(文档节选):
--- --- ---
Lec11: File System Implementation

File System Structure

I/O control：
- 翻译高级命令为底层指令
Basic File System：
- 只需向适当设备驱动程序发送通用命令，以读取和写人磁盘的物理块
File-Organization Module：
- 翻译逻辑块地址为物理块地址
- 管理可用空间
Logical File System：
- 管理元数据信息。元数据包括文件系统的所有结构，而不包括实际数据（或文件内容）
- 逻辑文件系统也负责保护

采用分层的文件系统有很多好处，比如：

分层，更独立，每个文件系统可以有自己的逻辑文件系统和文件组织模块
隐藏下层细节

但是，分层也会增加系统开销，并导致性能降低。

The implementation of File system

想要实现一个文件系统，显而易见的，我们需要采用多个磁盘和内存的结构。

Data Structures Used to Implement FS

Disk structures
- Boot control block (per volume)
  - 每个卷（分区）的开头。它包含该卷引导操作系统所需的指令（引导装入程序）。如果该卷没有操作系统，此块可能为空。
- Volume control block per volume (superblock in Unix)
  - （每个卷的）卷控制块（volumecontrolblock）包括卷（或分区）的详细信息，如分区的块的数量、块的大小、空闲块的数量和指针、空闲的FCB数量和FCB指针等。
  - UFS称之为超级块（superblock），而在NTFS中它存储在主控文件表（master filetable）中。
- Directory structure per file system
  - 存储文件名及其对应的 FCB 指针（或索引节点号）。它负责组织文件系统（如文件夹层次结构）。
- Per-file FCB (inode in Unix)
  - 在 Unix 中称为 Inode。
  - 每个文件唯一对应一个 FCB。它包含文件的元数据：
    - 文件许可权限、所有者、大小。
    - 数据块在磁盘上的物理位置指针

内存中的信息用于管理文件系统并通过缓存来提高性能。

这些数据在安装文件系统时被加载，在文件系统操作期间被更新，在卸载时被丢弃。

In-memory structures (see fig)
- In-memory mount table about each mounted volume
  - 记录所有已挂载（Mount）的卷的信息。每当一个磁盘分区被挂载时，系统会将该卷的信息存入此表，以便操作系统知道如何访问不同的分区。
--- --- ---
(提供的列表):

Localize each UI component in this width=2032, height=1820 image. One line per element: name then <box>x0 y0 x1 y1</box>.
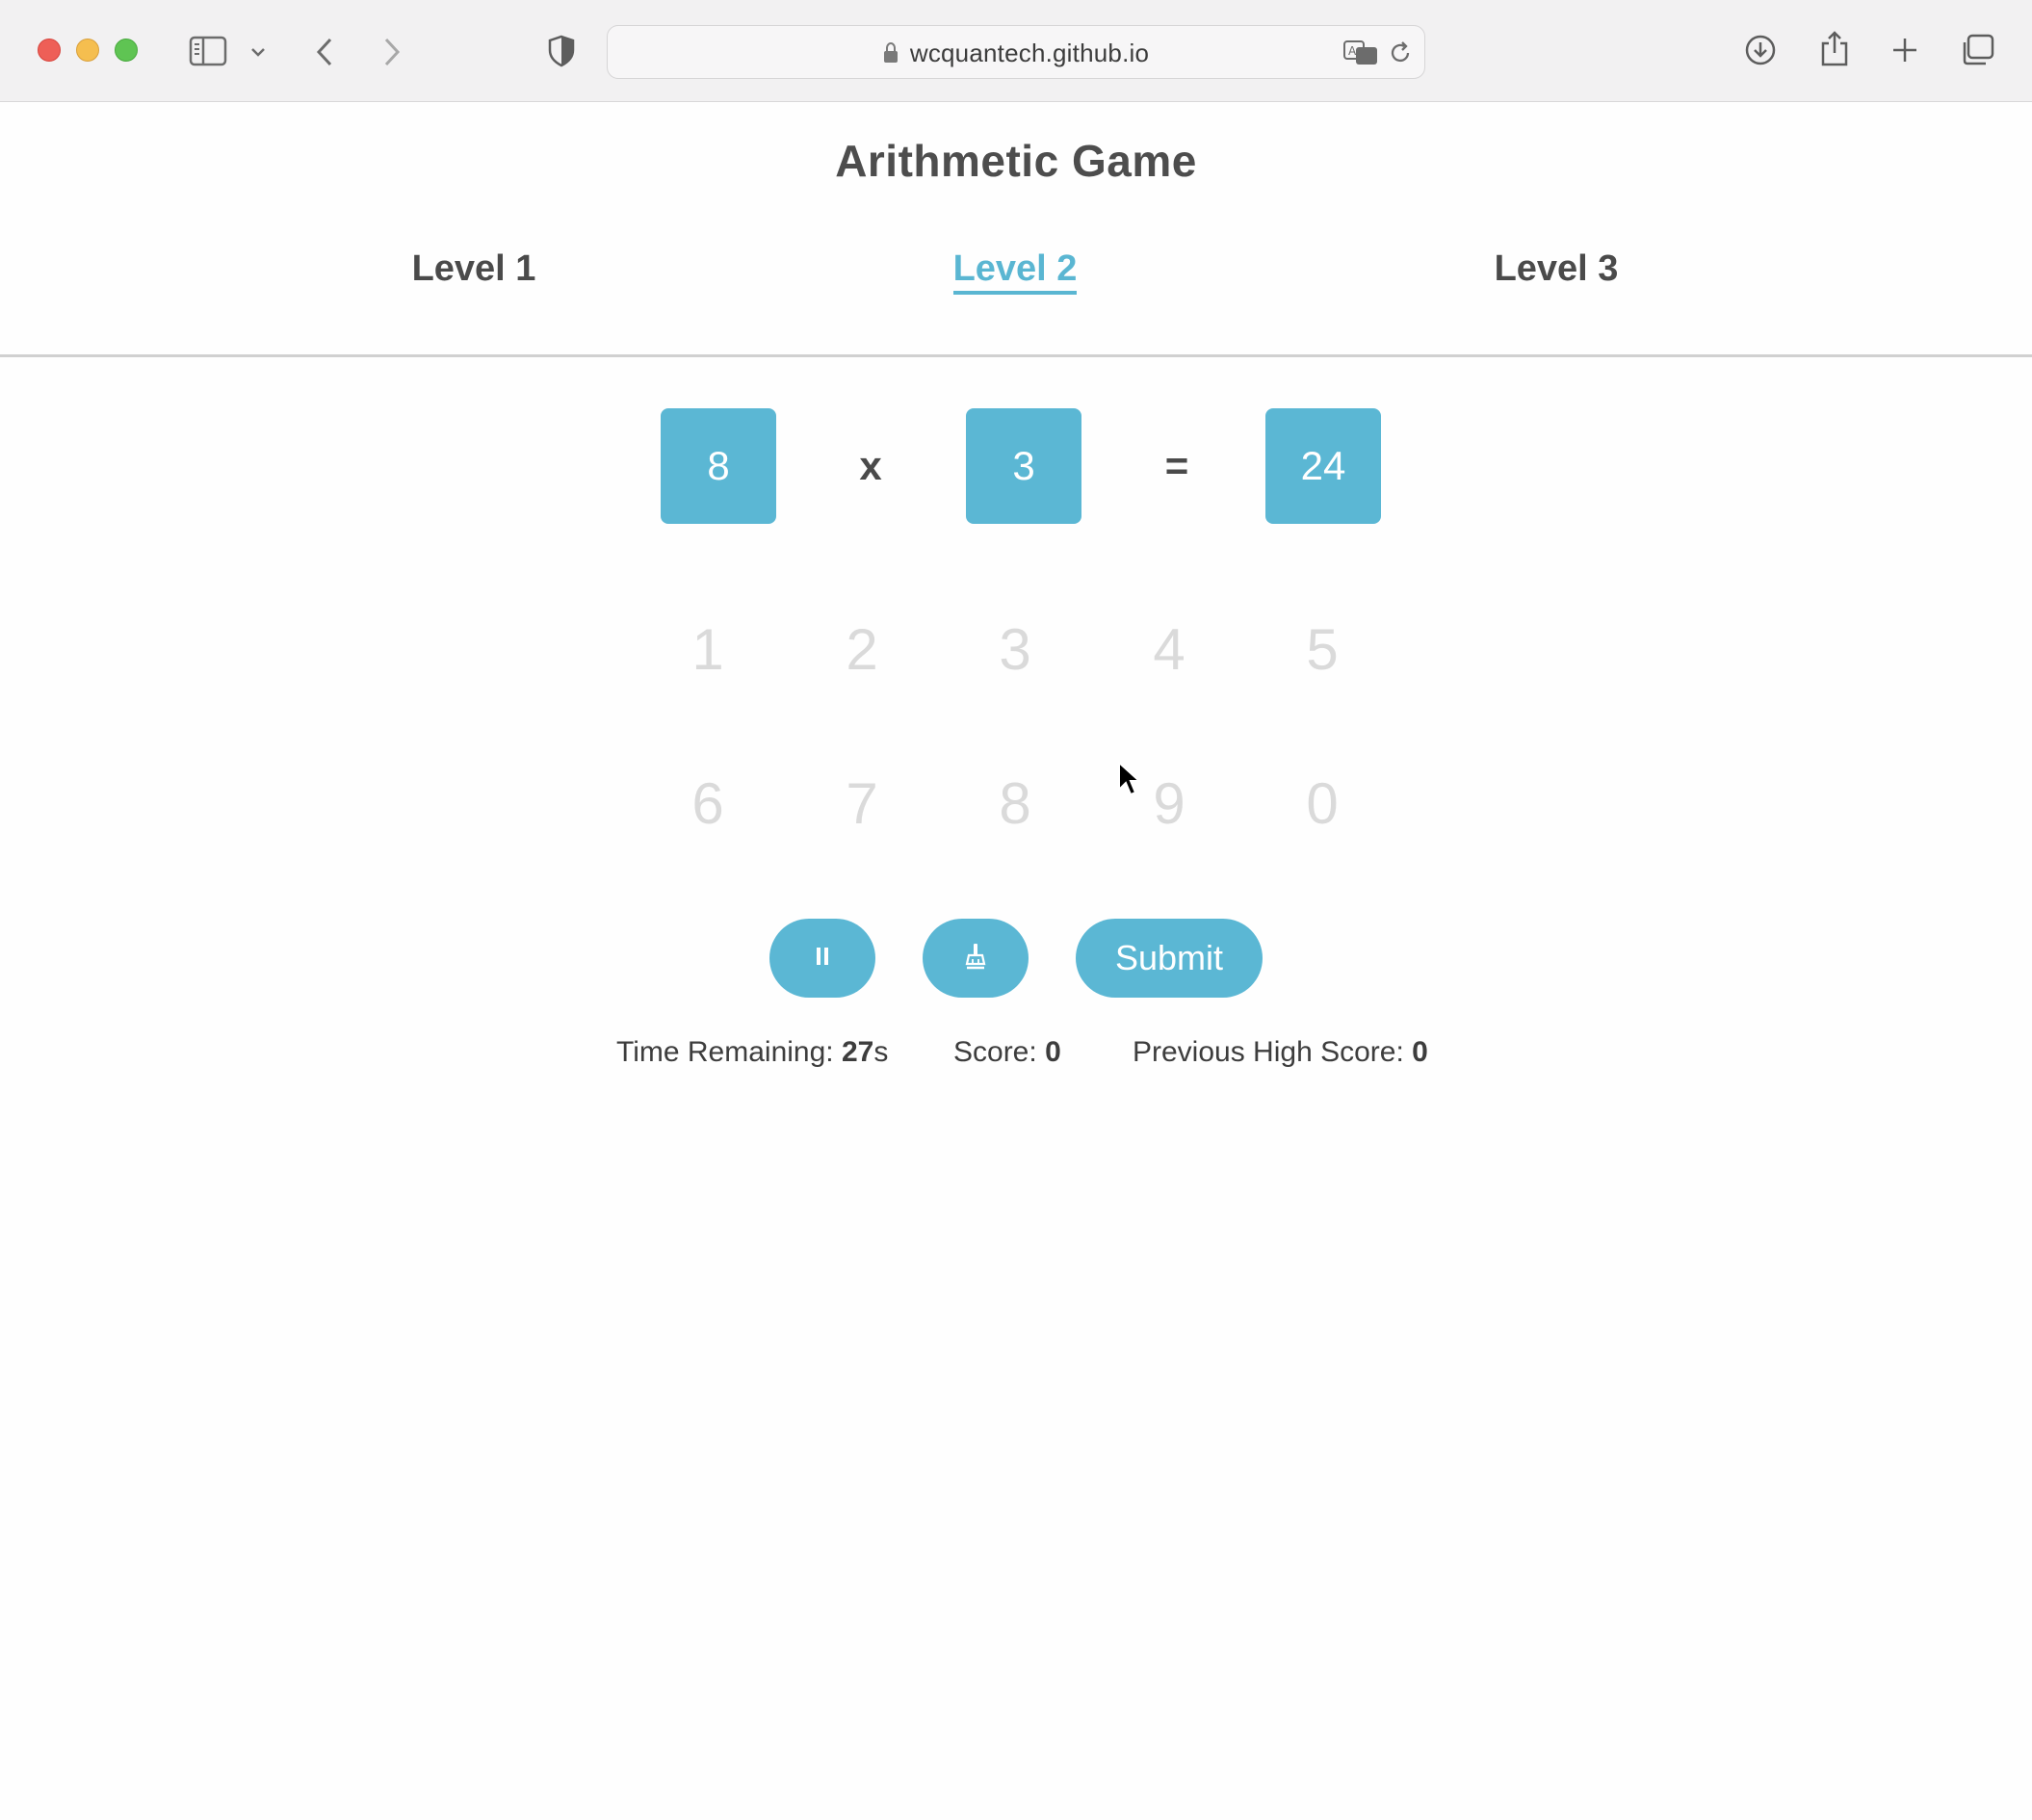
tab-level-1[interactable]: Level 1 <box>329 248 618 290</box>
high-score-value: 0 <box>1412 1036 1428 1068</box>
submit-button[interactable]: Submit <box>1076 919 1263 998</box>
translate-icon[interactable]: A <box>1342 38 1380 68</box>
sidebar-icon[interactable] <box>187 35 229 67</box>
privacy-shield-icon[interactable] <box>545 33 578 69</box>
digit-key-3[interactable]: 3 <box>977 611 1054 688</box>
pause-button[interactable] <box>769 919 875 998</box>
answer-tile[interactable]: 24 <box>1265 408 1381 524</box>
download-icon[interactable] <box>1743 33 1778 67</box>
score: Score: 0 <box>953 1036 1061 1069</box>
time-remaining: Time Remaining: 27s <box>616 1036 888 1069</box>
pause-icon <box>815 947 830 971</box>
plus-icon[interactable] <box>1889 35 1920 65</box>
mouse-cursor-icon <box>1117 760 1142 802</box>
previous-high-score: Previous High Score: 0 <box>1133 1036 1428 1069</box>
maximize-window-button[interactable] <box>115 39 138 62</box>
page-title: Arithmetic Game <box>835 136 1197 186</box>
digit-key-9[interactable]: 9 <box>1131 765 1208 842</box>
operand-1-tile: 8 <box>661 408 776 524</box>
url-text: wcquantech.github.io <box>909 38 1150 67</box>
score-value: 0 <box>1045 1036 1061 1068</box>
tab-label: Level 2 <box>952 248 1078 295</box>
time-remaining-value: 27 <box>841 1036 874 1068</box>
equals-symbol: = <box>1164 443 1189 488</box>
time-remaining-unit: s <box>873 1036 889 1068</box>
digit-key-8[interactable]: 8 <box>977 765 1054 842</box>
address-bar[interactable]: wcquantech.github.io A <box>607 25 1425 79</box>
tab-label: Level 1 <box>411 248 536 289</box>
digit-key-7[interactable]: 7 <box>823 765 900 842</box>
clear-button[interactable] <box>923 919 1029 998</box>
tab-overview-icon[interactable] <box>1959 33 1995 67</box>
tab-level-3[interactable]: Level 3 <box>1412 248 1701 290</box>
svg-text:A: A <box>1348 44 1357 58</box>
browser-toolbar: wcquantech.github.io A <box>0 0 2032 102</box>
time-remaining-label: Time Remaining: <box>616 1036 834 1068</box>
high-score-label: Previous High Score: <box>1133 1036 1404 1068</box>
tab-level-2[interactable]: Level 2 <box>871 248 1159 295</box>
lock-icon <box>883 42 899 64</box>
tabs-divider <box>0 354 2032 357</box>
level-tabs: Level 1 Level 2 Level 3 <box>0 248 2032 306</box>
operand-2-tile: 3 <box>966 408 1081 524</box>
tab-label: Level 3 <box>1494 248 1619 289</box>
back-arrow-icon[interactable] <box>310 35 339 69</box>
share-icon[interactable] <box>1818 29 1851 67</box>
digit-key-1[interactable]: 1 <box>669 611 746 688</box>
forward-arrow-icon[interactable] <box>378 35 406 69</box>
broom-icon <box>964 943 987 975</box>
digit-key-2[interactable]: 2 <box>823 611 900 688</box>
digit-key-6[interactable]: 6 <box>669 765 746 842</box>
score-label: Score: <box>953 1036 1037 1068</box>
digit-key-5[interactable]: 5 <box>1284 611 1361 688</box>
chevron-down-icon[interactable] <box>248 42 268 62</box>
operator-symbol: x <box>859 443 882 488</box>
digit-key-0[interactable]: 0 <box>1284 765 1361 842</box>
minimize-window-button[interactable] <box>76 39 99 62</box>
digit-key-4[interactable]: 4 <box>1131 611 1208 688</box>
reload-icon[interactable] <box>1386 39 1415 67</box>
close-window-button[interactable] <box>38 39 61 62</box>
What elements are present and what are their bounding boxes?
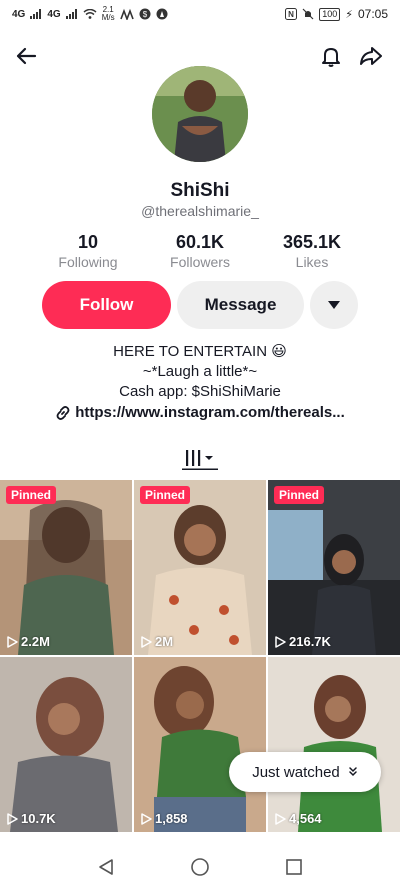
following-stat[interactable]: 10 Following (33, 232, 143, 270)
likes-label: Likes (295, 254, 329, 270)
followers-stat[interactable]: 60.1K Followers (145, 232, 255, 270)
bio-line: ~*Laugh a little*~ (142, 363, 258, 380)
thumbnail-image (134, 480, 266, 655)
pinned-badge: Pinned (140, 486, 191, 504)
likes-count: 365.1K (282, 232, 342, 252)
bio-link[interactable]: https://www.instagram.com/thereals... (0, 404, 400, 421)
view-count-text: 216.7K (289, 634, 331, 649)
just-watched-button[interactable]: Just watched (229, 752, 381, 792)
profile-stats: 10 Following 60.1K Followers 365.1K Like… (0, 232, 400, 272)
video-thumbnail[interactable]: 10.7K (0, 657, 132, 832)
circle-home-icon (191, 857, 209, 876)
signal-1: 4G (12, 8, 26, 20)
play-icon (7, 635, 18, 648)
system-navigation-bar (0, 846, 400, 892)
view-count-text: 10.7K (21, 811, 56, 826)
avatar-photo (152, 66, 248, 162)
status-bar: 4G 4G 2.1 M/s $ N 100 ⚡ 07:05 (0, 0, 400, 28)
profile-actions: Follow Message (0, 281, 400, 329)
charging-icon: ⚡ (345, 8, 353, 21)
mute-icon (302, 8, 314, 20)
triangle-back-icon (99, 858, 114, 875)
signal-2: 4G (47, 8, 61, 20)
status-left: 4G 4G 2.1 M/s $ (12, 6, 168, 22)
bio-link-text: https://www.instagram.com/thereals... (75, 404, 345, 421)
view-count: 216.7K (275, 634, 331, 649)
share-arrow-icon (360, 47, 382, 65)
bell-icon (322, 48, 340, 67)
double-chevron-down-icon (349, 767, 357, 777)
net-speed: 2.1 M/s (101, 5, 115, 22)
thumbnail-image (268, 657, 400, 832)
play-icon (275, 635, 286, 648)
bio: HERE TO ENTERTAIN 😃 ~*Laugh a little*~ C… (0, 342, 400, 402)
status-right: N 100 ⚡ 07:05 (285, 7, 388, 21)
system-home-button[interactable] (190, 857, 210, 882)
system-back-button[interactable] (97, 858, 115, 881)
video-thumbnail[interactable]: Pinned 2.2M (0, 480, 132, 655)
video-thumbnail[interactable]: Pinned 216.7K (268, 480, 400, 655)
videos-grid-icon (182, 450, 218, 470)
bio-line: Cash app: $ShiShiMarie (119, 383, 281, 400)
svg-text:$: $ (142, 10, 147, 19)
share-button[interactable] (355, 40, 387, 72)
caret-down-icon (328, 301, 340, 309)
profile-name: ShiShi (170, 180, 230, 201)
view-count: 10.7K (7, 811, 56, 826)
more-options-button[interactable] (310, 281, 358, 329)
back-arrow-icon (16, 47, 37, 65)
link-icon (56, 405, 70, 420)
play-icon (275, 812, 286, 825)
notifications-button[interactable] (315, 40, 347, 72)
follow-button[interactable]: Follow (42, 281, 171, 329)
play-icon (141, 635, 152, 648)
message-button[interactable]: Message (177, 281, 304, 329)
pinned-badge: Pinned (274, 486, 325, 504)
just-watched-label: Just watched (252, 763, 340, 781)
square-recents-icon (285, 858, 302, 875)
battery-indicator: 100 (319, 7, 341, 21)
profile-handle: @therealshimarie_ (141, 203, 259, 219)
back-button[interactable] (10, 40, 42, 72)
followers-count: 60.1K (175, 232, 225, 252)
clock: 07:05 (357, 7, 388, 21)
view-count-text: 2M (155, 634, 174, 649)
app-notification-icon (119, 8, 134, 20)
play-icon (7, 812, 18, 825)
following-count: 10 (77, 232, 99, 252)
signal-bars-icon (30, 9, 42, 19)
videos-tab[interactable] (0, 444, 400, 474)
play-icon (141, 812, 152, 825)
nfc-icon: N (285, 8, 298, 20)
video-thumbnail[interactable]: 4,564 (268, 657, 400, 832)
thumbnail-image (134, 657, 266, 832)
view-count: 2M (141, 634, 173, 649)
wifi-icon (83, 9, 97, 19)
followers-label: Followers (170, 254, 230, 270)
bio-line: HERE TO ENTERTAIN 😃 (113, 343, 287, 360)
navigation-app-icon (156, 8, 168, 20)
view-count-text: 4,564 (289, 811, 322, 826)
view-count-text: 2.2M (21, 634, 50, 649)
likes-stat[interactable]: 365.1K Likes (257, 232, 367, 270)
view-count: 1,858 (141, 811, 188, 826)
thumbnail-image (268, 480, 400, 655)
view-count: 2.2M (7, 634, 50, 649)
app-notification-icon: $ (139, 8, 151, 20)
video-thumbnail[interactable]: 1,858 (134, 657, 266, 832)
thumbnail-image (0, 657, 132, 832)
pinned-badge: Pinned (6, 486, 57, 504)
thumbnail-image (0, 480, 132, 655)
view-count: 4,564 (275, 811, 322, 826)
avatar[interactable] (152, 66, 248, 162)
video-thumbnail[interactable]: Pinned 2M (134, 480, 266, 655)
signal-bars-icon (65, 9, 77, 19)
svg-text:N: N (288, 10, 294, 19)
view-count-text: 1,858 (155, 811, 188, 826)
system-recents-button[interactable] (285, 858, 303, 881)
following-label: Following (58, 254, 118, 270)
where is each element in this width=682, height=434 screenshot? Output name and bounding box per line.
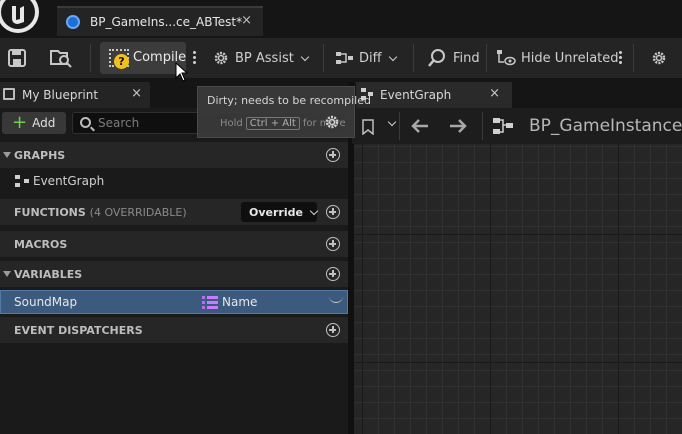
plus-icon: + — [12, 112, 28, 133]
list-item-eventgraph[interactable]: EventGraph — [0, 170, 348, 192]
add-macro-icon[interactable] — [326, 237, 340, 251]
chevron-down-icon[interactable] — [387, 117, 397, 127]
gear-icon — [325, 115, 339, 129]
add-event-dispatcher-icon[interactable] — [326, 323, 340, 337]
toolbar-separator — [90, 44, 91, 72]
event-dispatchers-title: EVENT DISPATCHERS — [14, 323, 143, 337]
toolbar-separator — [399, 112, 400, 140]
title-bar: BP_GameIns...ce_ABTest* × — [0, 0, 682, 38]
gear-icon — [214, 51, 228, 65]
eventgraph-tab[interactable]: EventGraph × — [356, 82, 512, 108]
book-icon — [3, 88, 15, 100]
name-type-icon — [202, 296, 218, 310]
variable-row-soundmap[interactable]: SoundMap Name — [0, 290, 348, 314]
forward-arrow-icon[interactable] — [448, 118, 468, 134]
back-arrow-icon[interactable] — [410, 118, 430, 134]
event-graph-canvas[interactable] — [354, 144, 682, 434]
close-icon[interactable]: × — [489, 86, 500, 101]
warning-question-icon: ? — [114, 54, 129, 69]
graph-breadcrumb[interactable]: BP_GameInstance — [529, 116, 682, 136]
add-function-icon[interactable] — [326, 205, 340, 219]
macros-title: MACROS — [14, 237, 68, 251]
compile-options-icon[interactable] — [193, 49, 197, 66]
diff-button[interactable]: Diff — [335, 38, 397, 78]
toolbar-separator — [482, 112, 483, 140]
chevron-down-icon — [388, 52, 397, 61]
override-dropdown[interactable]: Override — [241, 202, 319, 222]
graph-icon — [493, 118, 513, 134]
document-tab-label: BP_GameIns...ce_ABTest* — [90, 15, 243, 29]
graphs-section-header[interactable]: GRAPHS — [0, 142, 348, 168]
variable-name: SoundMap — [14, 295, 78, 309]
blueprint-document-tab[interactable]: BP_GameIns...ce_ABTest* × — [57, 6, 263, 36]
functions-section-header[interactable]: FUNCTIONS (4 OVERRIDABLE) Override — [0, 199, 348, 225]
hide-unrelated-button[interactable]: Hide Unrelated — [496, 38, 619, 78]
macros-section-header[interactable]: MACROS — [0, 231, 348, 257]
more-options-icon[interactable] — [619, 49, 623, 66]
diff-icon — [336, 52, 353, 64]
hide-unrelated-icon — [497, 50, 516, 66]
find-label: Find — [453, 50, 480, 66]
bp-assist-button[interactable]: BP Assist — [212, 38, 310, 78]
add-button[interactable]: + Add — [2, 112, 66, 134]
variables-title: VARIABLES — [14, 267, 83, 281]
collapse-arrow-icon[interactable] — [3, 271, 11, 277]
diff-label: Diff — [359, 50, 382, 66]
shortcut-key: Ctrl + Alt — [245, 117, 300, 130]
my-blueprint-tab[interactable]: My Blueprint × — [0, 82, 150, 108]
add-graph-icon[interactable] — [326, 148, 340, 162]
my-blueprint-tab-label: My Blueprint — [22, 88, 99, 102]
browse-icon[interactable] — [49, 48, 73, 68]
my-blueprint-panel: + Add GRAPHS EventGraph FUNCTIONS (4 OVE… — [0, 108, 348, 434]
toolbar-separator — [413, 44, 414, 72]
mouse-cursor-icon — [175, 62, 189, 82]
collapse-arrow-icon[interactable] — [3, 152, 11, 158]
functions-overridable-count: (4 OVERRIDABLE) — [89, 205, 187, 219]
blueprint-toolbar: ? Compile BP Assist Diff Find Hide Unrel… — [0, 38, 682, 78]
unreal-logo-icon[interactable] — [0, 0, 40, 34]
toolbar-separator — [486, 44, 487, 72]
save-icon[interactable] — [8, 49, 26, 67]
eventgraph-tab-label: EventGraph — [380, 88, 452, 102]
find-icon — [428, 49, 445, 67]
variable-type[interactable]: Name — [222, 295, 257, 309]
close-icon[interactable]: × — [131, 86, 142, 101]
gear-icon[interactable] — [650, 49, 668, 67]
chevron-down-icon — [300, 52, 310, 61]
variables-section-header[interactable]: VARIABLES — [0, 261, 348, 287]
compile-button[interactable]: ? Compile — [100, 42, 186, 74]
search-icon — [80, 117, 91, 128]
close-icon[interactable]: × — [241, 13, 252, 28]
override-label: Override — [249, 205, 303, 219]
bp-assist-label: BP Assist — [235, 50, 294, 66]
blueprint-class-icon — [66, 15, 80, 29]
chevron-down-icon — [309, 206, 319, 215]
eventgraph-label: EventGraph — [33, 174, 105, 188]
visibility-eye-icon[interactable] — [329, 295, 343, 303]
toolbar-separator — [323, 44, 324, 72]
event-dispatchers-section-header[interactable]: EVENT DISPATCHERS — [0, 317, 348, 343]
hide-unrelated-label: Hide Unrelated — [521, 50, 619, 66]
graphs-title: GRAPHS — [14, 148, 66, 162]
add-variable-icon[interactable] — [326, 267, 340, 281]
functions-title: FUNCTIONS (4 OVERRIDABLE) — [14, 205, 187, 219]
tooltip-message: Dirty; needs to be recompiled — [207, 94, 371, 107]
graph-icon — [15, 175, 29, 187]
toolbar-separator — [633, 44, 634, 72]
add-label: Add — [32, 116, 56, 130]
find-button[interactable]: Find — [427, 38, 480, 78]
bookmark-icon[interactable] — [362, 119, 374, 135]
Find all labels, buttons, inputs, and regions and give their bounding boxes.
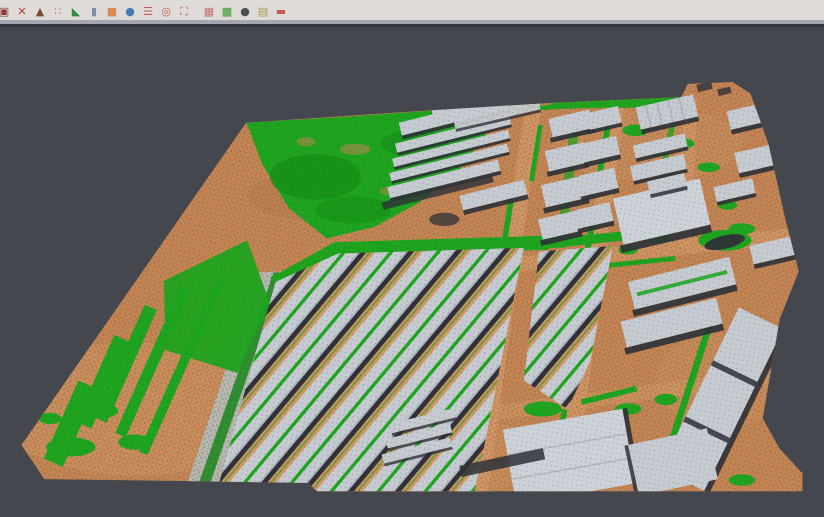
--- --- ---
(任务目标):
请将上面文档节选中从“- 每个文件唯一对应一个 FCB。它包含文件的元数据：”往下一直到“系统知道如何访问不同的分区。”的全部文字重写出来，并把其中的“缓存”改成“高速缓存”。

(练习答案):
- 每个文件唯一对应一个 FCB。它包含文件的元数据：
    - 文件许可权限、所有者、大小。
    - 数据块在磁盘上的物理位置指针

内存中的信息用于管理文件系统并通过高速缓存来提高性能。

这些数据在安装文件系统时被加载，在文件系统操作期间被更新，在卸载时被丢弃。

In-memory structures (see fig)
- In-memory mount table about each mounted volume
  - 记录所有已挂载（Mount）的卷的信息。每当一个磁盘分区被挂载时，系统会将该卷的信息存入此表，以便操作系统知道如何访问不同的分区。